● **Short problem**: Copy out every record below exactly as written, but leave out any pictures.

☆ ☆ ☆ ☆ ☆

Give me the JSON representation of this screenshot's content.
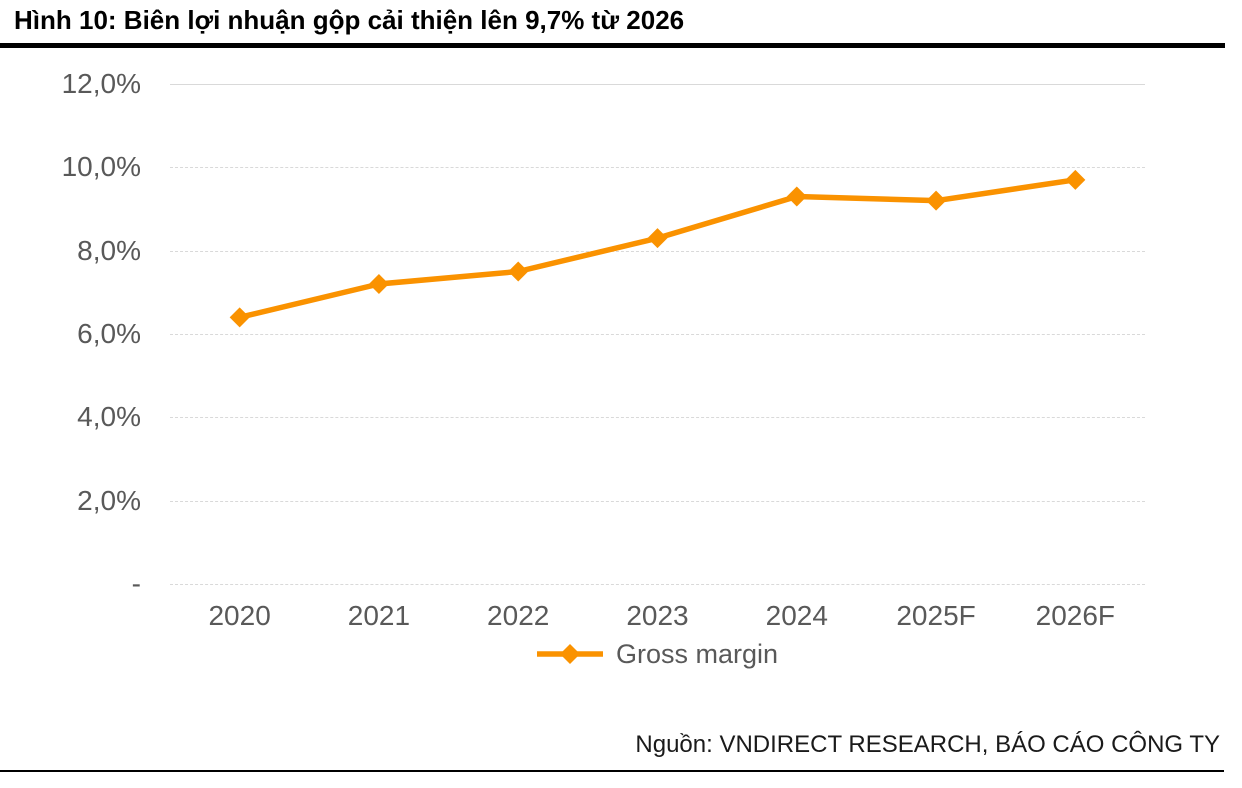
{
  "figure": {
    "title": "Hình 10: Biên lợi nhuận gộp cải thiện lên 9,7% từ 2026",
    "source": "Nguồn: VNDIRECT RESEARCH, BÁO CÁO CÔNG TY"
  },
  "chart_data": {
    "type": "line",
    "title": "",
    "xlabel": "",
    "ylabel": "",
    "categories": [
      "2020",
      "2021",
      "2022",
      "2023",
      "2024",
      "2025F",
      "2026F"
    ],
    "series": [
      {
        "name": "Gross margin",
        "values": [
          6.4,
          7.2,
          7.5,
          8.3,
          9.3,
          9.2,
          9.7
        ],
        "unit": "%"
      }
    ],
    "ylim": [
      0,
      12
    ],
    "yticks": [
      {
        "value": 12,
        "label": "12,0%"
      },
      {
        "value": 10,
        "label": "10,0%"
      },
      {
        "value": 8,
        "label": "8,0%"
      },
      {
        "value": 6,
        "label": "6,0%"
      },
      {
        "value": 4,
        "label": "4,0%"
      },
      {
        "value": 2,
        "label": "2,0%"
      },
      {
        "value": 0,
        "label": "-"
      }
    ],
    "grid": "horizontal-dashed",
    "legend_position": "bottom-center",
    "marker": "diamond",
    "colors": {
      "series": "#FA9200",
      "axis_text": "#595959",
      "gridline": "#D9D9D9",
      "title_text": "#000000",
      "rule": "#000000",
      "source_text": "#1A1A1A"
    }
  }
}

☆ ☆ ☆ ☆ ☆

● **Task answer**:
Give me the JSON representation of this screenshot's content.
{
  "figure": {
    "title": "Hình 10: Biên lợi nhuận gộp cải thiện lên 9,7% từ 2026",
    "source": "Nguồn: VNDIRECT RESEARCH, BÁO CÁO CÔNG TY"
  },
  "chart_data": {
    "type": "line",
    "title": "",
    "xlabel": "",
    "ylabel": "",
    "categories": [
      "2020",
      "2021",
      "2022",
      "2023",
      "2024",
      "2025F",
      "2026F"
    ],
    "series": [
      {
        "name": "Gross margin",
        "values": [
          6.4,
          7.2,
          7.5,
          8.3,
          9.3,
          9.2,
          9.7
        ],
        "unit": "%"
      }
    ],
    "ylim": [
      0,
      12
    ],
    "yticks": [
      {
        "value": 12,
        "label": "12,0%"
      },
      {
        "value": 10,
        "label": "10,0%"
      },
      {
        "value": 8,
        "label": "8,0%"
      },
      {
        "value": 6,
        "label": "6,0%"
      },
      {
        "value": 4,
        "label": "4,0%"
      },
      {
        "value": 2,
        "label": "2,0%"
      },
      {
        "value": 0,
        "label": "-"
      }
    ],
    "grid": "horizontal-dashed",
    "legend_position": "bottom-center",
    "marker": "diamond",
    "colors": {
      "series": "#FA9200",
      "axis_text": "#595959",
      "gridline": "#D9D9D9",
      "title_text": "#000000",
      "rule": "#000000",
      "source_text": "#1A1A1A"
    }
  }
}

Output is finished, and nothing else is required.